■ **Objective**: The records below are made of lines; count those holding the word "content" and give the number only.

━━━ Extracted data ━━━

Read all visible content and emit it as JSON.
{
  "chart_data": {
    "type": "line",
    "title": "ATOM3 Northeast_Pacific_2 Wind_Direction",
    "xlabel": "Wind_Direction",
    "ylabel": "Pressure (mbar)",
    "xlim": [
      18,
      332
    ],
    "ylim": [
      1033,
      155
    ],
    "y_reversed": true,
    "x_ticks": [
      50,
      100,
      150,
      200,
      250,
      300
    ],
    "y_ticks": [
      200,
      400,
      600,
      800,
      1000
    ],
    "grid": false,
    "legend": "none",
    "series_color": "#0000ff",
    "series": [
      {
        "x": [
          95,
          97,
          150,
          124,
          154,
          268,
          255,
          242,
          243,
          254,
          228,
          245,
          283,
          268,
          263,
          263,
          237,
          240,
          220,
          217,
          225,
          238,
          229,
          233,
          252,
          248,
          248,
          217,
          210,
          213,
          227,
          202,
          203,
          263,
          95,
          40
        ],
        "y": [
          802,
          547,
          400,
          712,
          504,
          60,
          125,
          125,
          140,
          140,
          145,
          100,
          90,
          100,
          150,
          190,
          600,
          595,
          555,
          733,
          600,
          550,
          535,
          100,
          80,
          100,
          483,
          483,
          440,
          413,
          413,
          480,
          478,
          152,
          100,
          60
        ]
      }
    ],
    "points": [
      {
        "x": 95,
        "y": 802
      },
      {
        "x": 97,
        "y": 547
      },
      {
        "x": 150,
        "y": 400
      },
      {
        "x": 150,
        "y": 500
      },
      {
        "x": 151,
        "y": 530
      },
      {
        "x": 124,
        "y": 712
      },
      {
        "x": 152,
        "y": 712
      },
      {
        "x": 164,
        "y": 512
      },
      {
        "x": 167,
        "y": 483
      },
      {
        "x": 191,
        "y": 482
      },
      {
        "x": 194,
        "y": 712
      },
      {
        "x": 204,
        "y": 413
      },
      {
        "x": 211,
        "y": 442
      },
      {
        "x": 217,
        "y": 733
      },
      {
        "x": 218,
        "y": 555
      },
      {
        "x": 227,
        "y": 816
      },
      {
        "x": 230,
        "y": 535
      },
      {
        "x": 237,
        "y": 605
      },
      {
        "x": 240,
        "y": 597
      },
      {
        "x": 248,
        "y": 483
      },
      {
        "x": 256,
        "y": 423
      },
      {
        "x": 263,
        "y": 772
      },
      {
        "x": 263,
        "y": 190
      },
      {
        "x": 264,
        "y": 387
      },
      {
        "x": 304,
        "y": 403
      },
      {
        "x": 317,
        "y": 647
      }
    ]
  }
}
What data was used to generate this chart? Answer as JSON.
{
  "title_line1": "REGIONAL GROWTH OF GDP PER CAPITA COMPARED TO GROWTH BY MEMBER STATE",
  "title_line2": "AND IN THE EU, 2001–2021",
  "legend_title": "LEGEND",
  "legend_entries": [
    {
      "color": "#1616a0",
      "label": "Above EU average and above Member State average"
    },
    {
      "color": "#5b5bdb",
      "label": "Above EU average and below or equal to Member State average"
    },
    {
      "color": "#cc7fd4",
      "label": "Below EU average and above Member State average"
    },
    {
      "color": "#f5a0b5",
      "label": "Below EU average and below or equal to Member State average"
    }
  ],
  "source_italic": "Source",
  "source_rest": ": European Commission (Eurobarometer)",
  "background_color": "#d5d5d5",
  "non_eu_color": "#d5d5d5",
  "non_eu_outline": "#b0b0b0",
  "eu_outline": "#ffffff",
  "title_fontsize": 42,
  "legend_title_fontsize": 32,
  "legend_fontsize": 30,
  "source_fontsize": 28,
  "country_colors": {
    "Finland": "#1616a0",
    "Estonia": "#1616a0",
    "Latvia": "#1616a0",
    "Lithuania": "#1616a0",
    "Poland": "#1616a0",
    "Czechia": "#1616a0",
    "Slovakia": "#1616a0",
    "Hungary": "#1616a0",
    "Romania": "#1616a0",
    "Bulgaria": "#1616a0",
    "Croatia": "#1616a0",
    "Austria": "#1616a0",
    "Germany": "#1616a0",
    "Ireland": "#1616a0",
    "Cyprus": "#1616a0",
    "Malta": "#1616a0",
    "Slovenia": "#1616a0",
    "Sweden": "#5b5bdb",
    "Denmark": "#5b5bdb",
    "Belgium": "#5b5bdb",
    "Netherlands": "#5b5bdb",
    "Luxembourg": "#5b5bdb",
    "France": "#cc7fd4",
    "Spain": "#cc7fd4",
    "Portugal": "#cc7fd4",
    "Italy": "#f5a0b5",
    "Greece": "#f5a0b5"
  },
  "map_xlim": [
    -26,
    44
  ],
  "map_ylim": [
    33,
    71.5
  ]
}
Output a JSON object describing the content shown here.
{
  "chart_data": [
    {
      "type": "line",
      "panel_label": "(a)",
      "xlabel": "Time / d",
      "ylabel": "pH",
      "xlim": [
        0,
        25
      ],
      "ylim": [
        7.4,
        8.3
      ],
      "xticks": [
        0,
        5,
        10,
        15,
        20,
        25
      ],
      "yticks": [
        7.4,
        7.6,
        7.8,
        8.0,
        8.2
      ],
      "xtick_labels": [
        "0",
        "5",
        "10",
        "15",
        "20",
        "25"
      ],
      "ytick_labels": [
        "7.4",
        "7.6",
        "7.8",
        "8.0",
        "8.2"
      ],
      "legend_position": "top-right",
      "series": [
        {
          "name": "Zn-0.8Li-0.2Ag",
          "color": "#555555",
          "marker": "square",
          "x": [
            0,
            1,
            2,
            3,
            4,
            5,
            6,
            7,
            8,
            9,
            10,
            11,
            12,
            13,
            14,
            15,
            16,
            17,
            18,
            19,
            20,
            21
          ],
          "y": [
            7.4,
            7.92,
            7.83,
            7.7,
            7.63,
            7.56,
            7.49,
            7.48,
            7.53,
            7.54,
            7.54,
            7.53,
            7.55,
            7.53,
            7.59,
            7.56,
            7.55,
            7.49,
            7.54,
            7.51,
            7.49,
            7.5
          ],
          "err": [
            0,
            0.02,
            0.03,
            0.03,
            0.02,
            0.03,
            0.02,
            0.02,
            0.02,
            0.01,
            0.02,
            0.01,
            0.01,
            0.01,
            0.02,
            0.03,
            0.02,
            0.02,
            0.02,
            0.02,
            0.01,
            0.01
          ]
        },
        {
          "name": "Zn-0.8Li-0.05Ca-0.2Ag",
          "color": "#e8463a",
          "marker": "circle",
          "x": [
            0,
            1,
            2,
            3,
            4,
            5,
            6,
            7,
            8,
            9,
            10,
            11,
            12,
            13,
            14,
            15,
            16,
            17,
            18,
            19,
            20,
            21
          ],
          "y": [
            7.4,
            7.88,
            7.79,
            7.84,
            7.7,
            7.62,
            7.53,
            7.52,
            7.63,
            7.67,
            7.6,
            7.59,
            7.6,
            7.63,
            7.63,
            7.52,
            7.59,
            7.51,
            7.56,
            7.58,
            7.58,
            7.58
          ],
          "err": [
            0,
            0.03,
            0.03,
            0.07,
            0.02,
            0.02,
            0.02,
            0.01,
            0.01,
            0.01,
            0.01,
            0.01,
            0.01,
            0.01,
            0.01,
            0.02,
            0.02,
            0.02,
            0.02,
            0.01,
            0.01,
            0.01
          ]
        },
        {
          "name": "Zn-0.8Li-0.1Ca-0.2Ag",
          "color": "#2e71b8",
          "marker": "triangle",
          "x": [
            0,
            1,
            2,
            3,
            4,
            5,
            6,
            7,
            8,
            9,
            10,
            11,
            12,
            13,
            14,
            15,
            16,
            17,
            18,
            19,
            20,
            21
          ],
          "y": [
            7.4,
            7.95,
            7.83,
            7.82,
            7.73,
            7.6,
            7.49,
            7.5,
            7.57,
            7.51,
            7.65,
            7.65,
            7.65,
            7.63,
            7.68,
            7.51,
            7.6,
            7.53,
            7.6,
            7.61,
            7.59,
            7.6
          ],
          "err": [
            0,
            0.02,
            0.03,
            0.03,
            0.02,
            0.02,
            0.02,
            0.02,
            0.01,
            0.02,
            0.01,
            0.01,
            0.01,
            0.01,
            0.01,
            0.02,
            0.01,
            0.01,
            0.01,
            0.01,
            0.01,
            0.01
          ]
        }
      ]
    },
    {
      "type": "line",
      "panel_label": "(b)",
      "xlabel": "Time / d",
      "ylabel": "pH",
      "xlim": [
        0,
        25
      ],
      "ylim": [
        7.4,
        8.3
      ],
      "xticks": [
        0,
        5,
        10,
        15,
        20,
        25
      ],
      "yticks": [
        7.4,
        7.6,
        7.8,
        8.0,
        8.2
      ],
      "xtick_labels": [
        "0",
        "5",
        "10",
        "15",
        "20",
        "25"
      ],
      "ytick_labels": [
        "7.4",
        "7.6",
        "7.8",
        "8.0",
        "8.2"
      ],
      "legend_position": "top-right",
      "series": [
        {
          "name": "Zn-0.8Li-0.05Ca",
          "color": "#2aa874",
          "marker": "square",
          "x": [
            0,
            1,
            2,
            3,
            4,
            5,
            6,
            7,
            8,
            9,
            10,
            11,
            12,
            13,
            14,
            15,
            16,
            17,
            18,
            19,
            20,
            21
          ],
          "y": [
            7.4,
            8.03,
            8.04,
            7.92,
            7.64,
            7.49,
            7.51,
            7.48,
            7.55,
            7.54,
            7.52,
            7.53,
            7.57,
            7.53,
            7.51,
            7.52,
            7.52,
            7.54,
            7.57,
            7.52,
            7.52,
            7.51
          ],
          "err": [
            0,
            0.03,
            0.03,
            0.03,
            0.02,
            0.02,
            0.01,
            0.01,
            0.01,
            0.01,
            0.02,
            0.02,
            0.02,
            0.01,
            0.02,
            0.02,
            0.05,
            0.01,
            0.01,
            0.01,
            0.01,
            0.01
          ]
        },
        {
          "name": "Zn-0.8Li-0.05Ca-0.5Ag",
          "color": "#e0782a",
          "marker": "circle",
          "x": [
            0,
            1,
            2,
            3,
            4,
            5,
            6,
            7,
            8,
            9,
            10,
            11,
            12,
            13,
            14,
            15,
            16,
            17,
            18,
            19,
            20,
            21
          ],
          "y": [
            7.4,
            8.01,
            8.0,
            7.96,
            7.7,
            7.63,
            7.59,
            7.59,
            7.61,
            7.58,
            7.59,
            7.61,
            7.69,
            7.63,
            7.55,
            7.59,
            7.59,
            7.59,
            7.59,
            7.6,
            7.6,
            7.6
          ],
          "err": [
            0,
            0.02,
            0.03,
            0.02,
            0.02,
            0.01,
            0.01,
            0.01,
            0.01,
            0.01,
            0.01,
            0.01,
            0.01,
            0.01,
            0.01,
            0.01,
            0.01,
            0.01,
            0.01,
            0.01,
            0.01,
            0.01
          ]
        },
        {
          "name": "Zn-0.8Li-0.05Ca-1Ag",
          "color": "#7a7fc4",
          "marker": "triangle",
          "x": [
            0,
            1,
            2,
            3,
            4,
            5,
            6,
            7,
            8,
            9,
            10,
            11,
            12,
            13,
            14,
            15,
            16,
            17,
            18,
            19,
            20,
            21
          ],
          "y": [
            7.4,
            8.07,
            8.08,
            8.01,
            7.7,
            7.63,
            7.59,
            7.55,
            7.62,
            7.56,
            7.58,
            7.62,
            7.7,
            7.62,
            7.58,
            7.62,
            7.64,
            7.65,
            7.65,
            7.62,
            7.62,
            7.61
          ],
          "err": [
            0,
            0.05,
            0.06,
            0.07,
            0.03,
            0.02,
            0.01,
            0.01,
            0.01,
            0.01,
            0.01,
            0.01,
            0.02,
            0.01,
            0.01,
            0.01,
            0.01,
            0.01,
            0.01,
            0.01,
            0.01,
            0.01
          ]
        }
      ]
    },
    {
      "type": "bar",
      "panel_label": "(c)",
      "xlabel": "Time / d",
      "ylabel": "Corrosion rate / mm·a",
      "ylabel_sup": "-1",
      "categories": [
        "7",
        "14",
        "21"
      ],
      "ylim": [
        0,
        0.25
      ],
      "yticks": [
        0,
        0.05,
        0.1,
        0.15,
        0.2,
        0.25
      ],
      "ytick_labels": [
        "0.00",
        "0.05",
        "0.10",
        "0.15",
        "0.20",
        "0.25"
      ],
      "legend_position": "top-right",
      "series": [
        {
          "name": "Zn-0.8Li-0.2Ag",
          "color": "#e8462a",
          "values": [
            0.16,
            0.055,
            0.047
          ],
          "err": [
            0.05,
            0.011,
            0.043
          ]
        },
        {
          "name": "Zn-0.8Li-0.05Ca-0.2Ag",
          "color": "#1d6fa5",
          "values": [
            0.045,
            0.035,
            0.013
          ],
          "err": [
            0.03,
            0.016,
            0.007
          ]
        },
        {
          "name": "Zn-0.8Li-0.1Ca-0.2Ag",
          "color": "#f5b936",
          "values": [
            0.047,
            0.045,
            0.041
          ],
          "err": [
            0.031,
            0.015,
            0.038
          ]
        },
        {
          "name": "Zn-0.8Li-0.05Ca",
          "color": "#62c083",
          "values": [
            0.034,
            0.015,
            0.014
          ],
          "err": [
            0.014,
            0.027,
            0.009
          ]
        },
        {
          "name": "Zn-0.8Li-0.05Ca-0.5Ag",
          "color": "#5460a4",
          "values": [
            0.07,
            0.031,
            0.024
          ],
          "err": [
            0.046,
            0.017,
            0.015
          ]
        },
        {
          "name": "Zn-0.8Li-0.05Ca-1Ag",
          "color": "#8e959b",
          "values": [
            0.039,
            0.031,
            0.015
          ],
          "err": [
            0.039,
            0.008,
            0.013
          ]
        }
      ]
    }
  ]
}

━━━

■ **Reply**: 2